Copy every line that holds "Recommended".

**Extracted records:**
# # # # # # #
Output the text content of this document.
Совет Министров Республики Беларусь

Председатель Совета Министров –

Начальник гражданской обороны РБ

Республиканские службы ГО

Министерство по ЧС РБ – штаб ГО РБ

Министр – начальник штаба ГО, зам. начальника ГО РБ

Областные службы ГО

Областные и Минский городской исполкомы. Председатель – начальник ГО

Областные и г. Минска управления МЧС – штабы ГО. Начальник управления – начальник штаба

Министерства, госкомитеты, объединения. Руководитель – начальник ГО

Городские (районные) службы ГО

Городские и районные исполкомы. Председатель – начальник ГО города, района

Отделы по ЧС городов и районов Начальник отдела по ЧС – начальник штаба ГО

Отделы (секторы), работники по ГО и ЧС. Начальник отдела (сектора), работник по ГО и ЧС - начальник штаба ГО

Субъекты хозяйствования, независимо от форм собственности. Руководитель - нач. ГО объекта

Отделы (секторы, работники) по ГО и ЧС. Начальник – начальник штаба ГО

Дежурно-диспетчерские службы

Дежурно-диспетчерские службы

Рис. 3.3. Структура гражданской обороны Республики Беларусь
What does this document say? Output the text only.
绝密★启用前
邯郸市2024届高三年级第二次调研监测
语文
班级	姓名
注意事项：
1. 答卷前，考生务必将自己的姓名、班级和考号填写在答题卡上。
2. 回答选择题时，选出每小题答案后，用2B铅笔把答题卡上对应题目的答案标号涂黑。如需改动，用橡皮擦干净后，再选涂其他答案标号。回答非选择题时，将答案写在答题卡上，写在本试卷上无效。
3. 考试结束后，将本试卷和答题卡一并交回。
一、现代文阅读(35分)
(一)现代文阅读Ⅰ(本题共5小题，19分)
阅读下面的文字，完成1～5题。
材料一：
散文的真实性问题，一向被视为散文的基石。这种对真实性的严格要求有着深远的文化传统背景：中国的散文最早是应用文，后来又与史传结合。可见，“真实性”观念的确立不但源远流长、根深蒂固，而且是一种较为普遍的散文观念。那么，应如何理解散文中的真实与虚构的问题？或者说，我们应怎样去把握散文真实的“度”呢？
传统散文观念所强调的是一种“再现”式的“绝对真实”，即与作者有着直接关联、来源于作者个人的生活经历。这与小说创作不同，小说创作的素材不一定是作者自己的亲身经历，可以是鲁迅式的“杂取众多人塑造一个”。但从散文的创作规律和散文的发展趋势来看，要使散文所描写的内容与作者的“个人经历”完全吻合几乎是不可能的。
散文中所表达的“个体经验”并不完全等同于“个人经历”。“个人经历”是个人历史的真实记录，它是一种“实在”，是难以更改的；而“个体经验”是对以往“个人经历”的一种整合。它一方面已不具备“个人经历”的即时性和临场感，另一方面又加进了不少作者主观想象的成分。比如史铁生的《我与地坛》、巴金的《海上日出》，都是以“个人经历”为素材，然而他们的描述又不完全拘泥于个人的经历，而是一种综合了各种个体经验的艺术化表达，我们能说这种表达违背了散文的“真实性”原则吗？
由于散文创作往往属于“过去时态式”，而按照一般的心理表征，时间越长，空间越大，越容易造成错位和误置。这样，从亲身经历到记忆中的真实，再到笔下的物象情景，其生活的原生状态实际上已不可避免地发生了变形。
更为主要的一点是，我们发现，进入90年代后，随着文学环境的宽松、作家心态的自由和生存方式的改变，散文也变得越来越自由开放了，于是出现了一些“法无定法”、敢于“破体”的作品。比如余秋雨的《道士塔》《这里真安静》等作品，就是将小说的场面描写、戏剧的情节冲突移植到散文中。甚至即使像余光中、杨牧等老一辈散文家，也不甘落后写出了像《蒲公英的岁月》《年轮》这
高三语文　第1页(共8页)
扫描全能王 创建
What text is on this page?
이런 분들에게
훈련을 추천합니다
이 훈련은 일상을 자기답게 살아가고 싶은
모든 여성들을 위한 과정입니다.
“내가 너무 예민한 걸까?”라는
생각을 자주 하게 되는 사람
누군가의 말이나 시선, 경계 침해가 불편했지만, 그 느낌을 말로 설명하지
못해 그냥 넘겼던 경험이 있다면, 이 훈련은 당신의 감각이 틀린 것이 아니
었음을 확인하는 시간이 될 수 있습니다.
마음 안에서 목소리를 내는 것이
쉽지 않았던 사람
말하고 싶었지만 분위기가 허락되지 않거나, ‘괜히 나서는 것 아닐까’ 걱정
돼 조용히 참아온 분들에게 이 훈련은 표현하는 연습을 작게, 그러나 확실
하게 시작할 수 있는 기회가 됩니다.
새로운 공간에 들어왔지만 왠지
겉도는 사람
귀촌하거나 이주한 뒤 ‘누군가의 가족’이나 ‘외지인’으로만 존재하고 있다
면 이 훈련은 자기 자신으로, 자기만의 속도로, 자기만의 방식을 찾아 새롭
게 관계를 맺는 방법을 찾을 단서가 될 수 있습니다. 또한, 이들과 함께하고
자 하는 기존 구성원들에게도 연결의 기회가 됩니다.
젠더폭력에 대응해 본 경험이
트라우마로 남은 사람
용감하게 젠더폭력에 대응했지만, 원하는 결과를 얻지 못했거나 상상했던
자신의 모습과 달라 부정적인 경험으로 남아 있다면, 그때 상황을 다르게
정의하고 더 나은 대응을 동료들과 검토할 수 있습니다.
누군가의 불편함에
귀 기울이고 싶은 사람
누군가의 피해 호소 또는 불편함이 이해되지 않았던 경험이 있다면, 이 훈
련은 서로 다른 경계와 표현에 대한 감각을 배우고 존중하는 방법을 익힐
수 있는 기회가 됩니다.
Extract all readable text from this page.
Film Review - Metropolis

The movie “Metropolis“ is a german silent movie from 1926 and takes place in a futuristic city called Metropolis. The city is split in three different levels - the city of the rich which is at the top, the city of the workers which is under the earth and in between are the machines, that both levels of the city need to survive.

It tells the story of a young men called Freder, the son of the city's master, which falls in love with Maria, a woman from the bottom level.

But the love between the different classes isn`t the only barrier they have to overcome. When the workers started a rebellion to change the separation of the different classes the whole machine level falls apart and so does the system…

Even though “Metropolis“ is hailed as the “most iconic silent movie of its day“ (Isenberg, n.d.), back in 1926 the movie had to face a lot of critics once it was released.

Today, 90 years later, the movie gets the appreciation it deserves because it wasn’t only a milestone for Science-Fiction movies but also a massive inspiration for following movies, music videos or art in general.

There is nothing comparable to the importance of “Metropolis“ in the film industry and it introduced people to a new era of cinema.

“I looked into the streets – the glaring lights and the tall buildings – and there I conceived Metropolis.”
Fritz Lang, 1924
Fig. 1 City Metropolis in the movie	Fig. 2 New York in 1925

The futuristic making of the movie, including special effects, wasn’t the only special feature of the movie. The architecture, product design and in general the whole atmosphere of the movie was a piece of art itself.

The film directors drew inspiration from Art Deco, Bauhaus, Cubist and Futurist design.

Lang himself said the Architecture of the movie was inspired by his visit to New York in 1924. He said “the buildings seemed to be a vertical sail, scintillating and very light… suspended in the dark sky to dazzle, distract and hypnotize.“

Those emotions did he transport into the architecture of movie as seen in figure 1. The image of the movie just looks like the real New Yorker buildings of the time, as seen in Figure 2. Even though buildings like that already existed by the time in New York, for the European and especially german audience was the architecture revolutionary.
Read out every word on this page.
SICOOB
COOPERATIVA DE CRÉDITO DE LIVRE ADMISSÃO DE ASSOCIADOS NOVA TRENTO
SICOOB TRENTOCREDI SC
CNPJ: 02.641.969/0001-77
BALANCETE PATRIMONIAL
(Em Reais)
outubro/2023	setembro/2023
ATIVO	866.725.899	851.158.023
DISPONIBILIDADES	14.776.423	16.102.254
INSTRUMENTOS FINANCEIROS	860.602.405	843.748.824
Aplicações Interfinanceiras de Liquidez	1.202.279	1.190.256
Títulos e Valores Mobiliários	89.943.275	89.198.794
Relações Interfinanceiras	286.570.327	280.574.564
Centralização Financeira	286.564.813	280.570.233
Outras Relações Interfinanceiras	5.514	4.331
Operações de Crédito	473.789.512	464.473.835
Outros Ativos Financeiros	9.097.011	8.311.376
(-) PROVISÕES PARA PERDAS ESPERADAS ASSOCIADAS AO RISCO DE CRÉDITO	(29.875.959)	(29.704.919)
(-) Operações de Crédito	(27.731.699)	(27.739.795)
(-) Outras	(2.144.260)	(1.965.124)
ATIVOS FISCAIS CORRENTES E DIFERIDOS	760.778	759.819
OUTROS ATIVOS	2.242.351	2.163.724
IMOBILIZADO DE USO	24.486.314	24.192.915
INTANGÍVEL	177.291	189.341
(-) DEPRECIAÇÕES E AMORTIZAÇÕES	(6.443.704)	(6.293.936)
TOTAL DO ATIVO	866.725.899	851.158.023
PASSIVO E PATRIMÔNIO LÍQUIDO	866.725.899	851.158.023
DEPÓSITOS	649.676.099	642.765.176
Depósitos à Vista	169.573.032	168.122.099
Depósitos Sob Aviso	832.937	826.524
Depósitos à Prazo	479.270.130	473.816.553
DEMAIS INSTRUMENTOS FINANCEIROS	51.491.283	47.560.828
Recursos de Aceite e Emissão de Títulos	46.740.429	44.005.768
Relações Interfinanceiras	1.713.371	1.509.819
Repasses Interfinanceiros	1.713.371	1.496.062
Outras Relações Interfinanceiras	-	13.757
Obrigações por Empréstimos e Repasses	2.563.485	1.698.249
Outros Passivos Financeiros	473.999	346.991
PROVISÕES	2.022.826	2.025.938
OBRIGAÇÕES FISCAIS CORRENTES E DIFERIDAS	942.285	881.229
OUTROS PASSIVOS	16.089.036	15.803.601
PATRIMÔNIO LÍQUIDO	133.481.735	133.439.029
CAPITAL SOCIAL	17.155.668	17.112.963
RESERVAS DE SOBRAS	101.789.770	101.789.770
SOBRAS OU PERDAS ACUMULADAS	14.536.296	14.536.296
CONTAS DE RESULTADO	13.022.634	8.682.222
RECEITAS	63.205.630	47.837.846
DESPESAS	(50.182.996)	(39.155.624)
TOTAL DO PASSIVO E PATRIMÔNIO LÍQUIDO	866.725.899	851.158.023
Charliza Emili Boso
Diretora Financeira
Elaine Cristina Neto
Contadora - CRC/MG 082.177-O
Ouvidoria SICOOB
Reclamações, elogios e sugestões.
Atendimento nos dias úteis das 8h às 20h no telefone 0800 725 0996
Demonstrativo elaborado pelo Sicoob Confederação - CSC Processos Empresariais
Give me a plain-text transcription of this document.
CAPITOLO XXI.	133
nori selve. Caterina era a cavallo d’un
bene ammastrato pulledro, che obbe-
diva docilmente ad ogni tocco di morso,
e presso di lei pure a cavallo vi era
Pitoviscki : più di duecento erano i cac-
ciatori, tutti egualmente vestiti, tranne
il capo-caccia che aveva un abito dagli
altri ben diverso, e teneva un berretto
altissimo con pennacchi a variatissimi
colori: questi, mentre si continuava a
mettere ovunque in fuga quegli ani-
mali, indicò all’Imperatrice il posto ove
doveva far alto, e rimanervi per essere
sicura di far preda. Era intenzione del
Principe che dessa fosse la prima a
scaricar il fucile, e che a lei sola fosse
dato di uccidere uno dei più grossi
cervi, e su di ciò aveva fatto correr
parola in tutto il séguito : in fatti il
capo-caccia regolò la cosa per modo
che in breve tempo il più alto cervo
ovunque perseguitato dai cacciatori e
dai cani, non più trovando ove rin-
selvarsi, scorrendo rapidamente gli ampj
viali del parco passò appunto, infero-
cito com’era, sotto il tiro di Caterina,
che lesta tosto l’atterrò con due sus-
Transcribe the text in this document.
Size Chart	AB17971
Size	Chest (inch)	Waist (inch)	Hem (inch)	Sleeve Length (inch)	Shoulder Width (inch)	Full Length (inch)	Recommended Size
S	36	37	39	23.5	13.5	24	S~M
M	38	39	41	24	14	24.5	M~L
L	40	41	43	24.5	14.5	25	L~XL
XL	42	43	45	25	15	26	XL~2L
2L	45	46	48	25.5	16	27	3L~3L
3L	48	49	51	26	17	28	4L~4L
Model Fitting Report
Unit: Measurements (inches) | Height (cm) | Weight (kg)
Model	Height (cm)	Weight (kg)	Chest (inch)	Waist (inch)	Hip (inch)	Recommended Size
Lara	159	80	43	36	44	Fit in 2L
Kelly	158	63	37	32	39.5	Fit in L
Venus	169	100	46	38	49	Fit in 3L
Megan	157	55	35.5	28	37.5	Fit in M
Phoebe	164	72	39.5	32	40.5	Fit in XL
# # # # # # #
**Finished answer:**
Size	Chest (inch)	Waist (inch)	Hem (inch)	Sleeve Length (inch)	Shoulder Width (inch)	Full Length (inch)	Recommended Size
Model	Height (cm)	Weight (kg)	Chest (inch)	Waist (inch)	Hip (inch)	Recommended Size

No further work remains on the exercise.